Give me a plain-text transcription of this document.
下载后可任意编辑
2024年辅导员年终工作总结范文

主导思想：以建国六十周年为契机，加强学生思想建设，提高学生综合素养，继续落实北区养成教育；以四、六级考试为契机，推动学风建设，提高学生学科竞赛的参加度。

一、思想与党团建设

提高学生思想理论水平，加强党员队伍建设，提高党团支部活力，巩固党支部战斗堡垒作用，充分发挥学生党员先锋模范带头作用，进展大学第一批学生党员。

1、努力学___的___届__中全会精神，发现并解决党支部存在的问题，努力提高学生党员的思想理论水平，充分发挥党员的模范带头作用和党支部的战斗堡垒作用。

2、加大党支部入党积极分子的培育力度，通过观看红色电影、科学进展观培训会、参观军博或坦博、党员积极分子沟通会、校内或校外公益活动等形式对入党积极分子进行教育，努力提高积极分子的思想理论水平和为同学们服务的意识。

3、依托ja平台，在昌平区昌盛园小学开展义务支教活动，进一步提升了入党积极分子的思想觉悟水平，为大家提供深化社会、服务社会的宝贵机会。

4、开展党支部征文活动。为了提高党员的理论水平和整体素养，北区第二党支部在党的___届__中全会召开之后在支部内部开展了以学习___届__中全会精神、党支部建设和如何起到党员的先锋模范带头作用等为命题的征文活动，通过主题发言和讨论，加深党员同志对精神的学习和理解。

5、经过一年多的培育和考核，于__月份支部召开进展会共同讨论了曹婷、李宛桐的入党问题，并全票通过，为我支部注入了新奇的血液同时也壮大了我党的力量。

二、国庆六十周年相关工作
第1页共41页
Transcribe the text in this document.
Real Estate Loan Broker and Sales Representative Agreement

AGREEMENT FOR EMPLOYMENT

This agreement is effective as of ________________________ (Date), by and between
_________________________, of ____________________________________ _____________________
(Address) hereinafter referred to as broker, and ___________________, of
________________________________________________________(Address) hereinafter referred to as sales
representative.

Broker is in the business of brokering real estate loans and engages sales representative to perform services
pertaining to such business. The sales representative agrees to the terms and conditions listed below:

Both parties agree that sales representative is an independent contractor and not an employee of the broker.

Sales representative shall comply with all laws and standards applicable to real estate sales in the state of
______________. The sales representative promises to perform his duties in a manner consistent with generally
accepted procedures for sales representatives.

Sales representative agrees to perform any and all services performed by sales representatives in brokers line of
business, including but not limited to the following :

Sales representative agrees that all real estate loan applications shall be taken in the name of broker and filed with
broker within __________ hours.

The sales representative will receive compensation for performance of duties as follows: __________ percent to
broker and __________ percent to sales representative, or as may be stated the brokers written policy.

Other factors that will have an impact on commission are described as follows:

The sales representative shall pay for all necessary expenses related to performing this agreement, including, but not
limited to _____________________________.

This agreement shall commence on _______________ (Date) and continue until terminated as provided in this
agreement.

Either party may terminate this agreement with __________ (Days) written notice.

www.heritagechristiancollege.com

:: PROBLEM REQUIREMENTS ::
Copy down the whole of the data above, matching it exactly.

:: ANSWER TO THE EXERCISE ::
Give me a plain-text transcription of this document.
下载后可任意编辑
2024年辅导员年终工作总结范文

主导思想：以建国六十周年为契机，加强学生思想建设，提高学生综合素养，继续落实北区养成教育；以四、六级考试为契机，推动学风建设，提高学生学科竞赛的参加度。

一、思想与党团建设

提高学生思想理论水平，加强党员队伍建设，提高党团支部活力，巩固党支部战斗堡垒作用，充分发挥学生党员先锋模范带头作用，进展大学第一批学生党员。

1、努力学___的___届__中全会精神，发现并解决党支部存在的问题，努力提高学生党员的思想理论水平，充分发挥党员的模范带头作用和党支部的战斗堡垒作用。

2、加大党支部入党积极分子的培育力度，通过观看红色电影、科学进展观培训会、参观军博或坦博、党员积极分子沟通会、校内或校外公益活动等形式对入党积极分子进行教育，努力提高积极分子的思想理论水平和为同学们服务的意识。

3、依托ja平台，在昌平区昌盛园小学开展义务支教活动，进一步提升了入党积极分子的思想觉悟水平，为大家提供深化社会、服务社会的宝贵机会。

4、开展党支部征文活动。为了提高党员的理论水平和整体素养，北区第二党支部在党的___届__中全会召开之后在支部内部开展了以学习___届__中全会精神、党支部建设和如何起到党员的先锋模范带头作用等为命题的征文活动，通过主题发言和讨论，加深党员同志对精神的学习和理解。

5、经过一年多的培育和考核，于__月份支部召开进展会共同讨论了曹婷、李宛桐的入党问题，并全票通过，为我支部注入了新奇的血液同时也壮大了我党的力量。

二、国庆六十周年相关工作
第1页共41页
Transcribe the text in this document.
Real Estate Loan Broker and Sales Representative Agreement

AGREEMENT FOR EMPLOYMENT

This agreement is effective as of ________________________ (Date), by and between
_________________________, of ____________________________________ _____________________
(Address) hereinafter referred to as broker, and ___________________, of
________________________________________________________(Address) hereinafter referred to as sales
representative.

Broker is in the business of brokering real estate loans and engages sales representative to perform services
pertaining to such business. The sales representative agrees to the terms and conditions listed below:

Both parties agree that sales representative is an independent contractor and not an employee of the broker.

Sales representative shall comply with all laws and standards applicable to real estate sales in the state of
______________. The sales representative promises to perform his duties in a manner consistent with generally
accepted procedures for sales representatives.

Sales representative agrees to perform any and all services performed by sales representatives in brokers line of
business, including but not limited to the following :

Sales representative agrees that all real estate loan applications shall be taken in the name of broker and filed with
broker within __________ hours.

The sales representative will receive compensation for performance of duties as follows: __________ percent to
broker and __________ percent to sales representative, or as may be stated the brokers written policy.

Other factors that will have an impact on commission are described as follows:

The sales representative shall pay for all necessary expenses related to performing this agreement, including, but not
limited to _____________________________.

This agreement shall commence on _______________ (Date) and continue until terminated as provided in this
agreement.

Either party may terminate this agreement with __________ (Days) written notice.

www.heritagechristiancollege.com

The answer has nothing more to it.